SOURCE EXTRACT:
Sep 03, 2010 12:45 PM

Posted on behalf of Mathew Nisbet, Malware Data Analyst, Symantec Hosted Services

The Cutwail botnet has been one of the most prolific spamming botnets during the last two to three years.  Even before the McColo ISP takedown in November 2008, Cutwail represented between ten and 15 percent of all global spam.  Cutwail was almost certainly disrupted by the takedown of McColo, but came back bigger and stronger in response. At its peak at the start of June 2009, Cutwail was responsible for more than 45 percent of all spam and between 1.4 and 2.1 million bots under its control.

In June 2009 and August 2009, Cutwail took some more notable hits, as rogue ISPs were identified and shut down. We reported what happened to Cutwail as a result of the 3FN takedown in the June 2009 MLI report And shortly after, MessageLabs Intelligence reported how Cutwail was affected by the takedown of Real Host (Latvian ISP) in the Aug 2009 MLI report

Cutwail seemed to ride out the storm quite well, but in 2010 so far Cutwail has been much less prolific.

  • Cutwail peaked at 46.5% of spam on May 14, 2009.
  • On average Cutwail formidably represented 17.9 percent of spam in 2009, but on average Cutwail has represented just 5.1 percent of spam in 2010 – a shadow of its former self.
  • At its peak just before the 3FN takedown in May 2009, Cutwail was estimated to send 74,115,721,081 spam/day and account for 46.5 percent of spam -  the largest botnet at 1400k-21k bots in size.  However, last time we measured it in June 2010 Cutwail was estimated to send 7,874,696,752 spam/day and account for 7 percent of spam making it the third largest botnet at 480-720k bots in size.

REQUIRED ACTION A: Name each ISP whose takedown is mentioned in the Cutwail botnet extract.
REQUIRED ACTION B: Pick up the Cutwail botnet extract where it stops and carry it forward.

INPUT DATA:
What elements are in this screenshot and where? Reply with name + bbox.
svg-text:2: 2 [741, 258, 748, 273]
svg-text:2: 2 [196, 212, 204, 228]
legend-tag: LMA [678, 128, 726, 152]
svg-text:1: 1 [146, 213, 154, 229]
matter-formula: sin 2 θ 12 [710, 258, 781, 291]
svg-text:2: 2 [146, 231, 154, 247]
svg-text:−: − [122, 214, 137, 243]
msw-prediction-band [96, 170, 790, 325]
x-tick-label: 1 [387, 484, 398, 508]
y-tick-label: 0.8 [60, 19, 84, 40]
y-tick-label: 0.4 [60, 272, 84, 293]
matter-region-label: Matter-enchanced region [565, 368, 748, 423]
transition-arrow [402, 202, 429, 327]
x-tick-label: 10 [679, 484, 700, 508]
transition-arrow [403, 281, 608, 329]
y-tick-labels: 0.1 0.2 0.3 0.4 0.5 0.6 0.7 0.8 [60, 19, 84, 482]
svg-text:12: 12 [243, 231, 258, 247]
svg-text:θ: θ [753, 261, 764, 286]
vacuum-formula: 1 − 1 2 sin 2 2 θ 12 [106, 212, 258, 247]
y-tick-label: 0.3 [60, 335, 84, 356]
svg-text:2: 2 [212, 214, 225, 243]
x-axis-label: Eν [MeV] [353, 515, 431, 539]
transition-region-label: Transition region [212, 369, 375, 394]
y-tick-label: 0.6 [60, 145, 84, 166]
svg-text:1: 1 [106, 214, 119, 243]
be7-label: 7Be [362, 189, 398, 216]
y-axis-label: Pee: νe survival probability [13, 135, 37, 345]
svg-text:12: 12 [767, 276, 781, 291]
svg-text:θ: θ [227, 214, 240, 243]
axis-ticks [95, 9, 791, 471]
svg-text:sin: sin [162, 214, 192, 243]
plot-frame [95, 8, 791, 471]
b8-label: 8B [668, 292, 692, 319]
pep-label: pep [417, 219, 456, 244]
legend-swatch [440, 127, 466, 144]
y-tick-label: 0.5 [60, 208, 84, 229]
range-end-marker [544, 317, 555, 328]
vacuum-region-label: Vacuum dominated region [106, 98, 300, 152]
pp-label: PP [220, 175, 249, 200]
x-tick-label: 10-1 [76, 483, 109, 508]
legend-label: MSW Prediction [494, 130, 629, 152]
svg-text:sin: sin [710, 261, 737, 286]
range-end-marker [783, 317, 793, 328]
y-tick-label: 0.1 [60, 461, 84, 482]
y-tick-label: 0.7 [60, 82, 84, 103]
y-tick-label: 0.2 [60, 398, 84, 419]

OUTPUT A: McColo, 3FN, and Real Host (a Latvian ISP).

OUTPUT B:
On August 24, the anti-malware company LastLine made another attempt to take down the Cutwail/Pushdo botnet. After identifying 30 command and control servers, they contacted the hosting ISPs and attempted to get them disconnected. Despite not all the providers being responsive, the attempt still managed to take down almost 20 of the C&C servers. This certainly had an effect on Cutwail, we have identified an immediate drop in the amount of spam coming from Cutwail. However, as the amount of Cutwail traffic is only a fraction of what it used to be, this loss of Cutwail spam had a negligable effect on the overall levels of global spam. This is illustrated in the chart below, where it can be seen that the percentage drops resulting from the takedowns of June and August 2009 were much greater than the most recent takedown. If we weren't aware of the recent takedown, then it is possible we wouldn't have noticed any change in spam activity at all, as any difference is well within normal daily fluctuations of spam levels.

Unfortunately, as with both the previous efforts, the levels of spam coming from Cutwail have quickly started recovering, and already it is almost back to the levels it was prior to the most recent takedown. There is an interesting and very positive effect that has come from this takedown however. Recently, Cutwail was sending out huge volumes of spam containing variants of the Bredolab malware, in fact most of the spam from Cutwail contained malware meaning that an average of between three and four percent of spam was malware coming from Cutwail. That was until the takedown. The chart below shows the percentage of spam containing Bredolab from Cutwail, and as you can see, since the takedown the amount of malware sent by Cutwail has been virtually nothing.

So while the takedown may not have had an appreciable effect on the overall level of global spam, it has certainly crippled the Bredolab distribution efforts of Cutwail, possibly because the bots that were being used to spread malware were under the control of the C&C servers that did got disconnected, but the remaining C&C servers controlled the bots used mainly for more traditional spam. In time, this may change as Cutwail expands with new bots, or if it manages to recover old bots temporarily lost due to the C&C takedown, but for the time being at least, there is a bit less malware in circulation, and any reduction in malware can only be a good thing.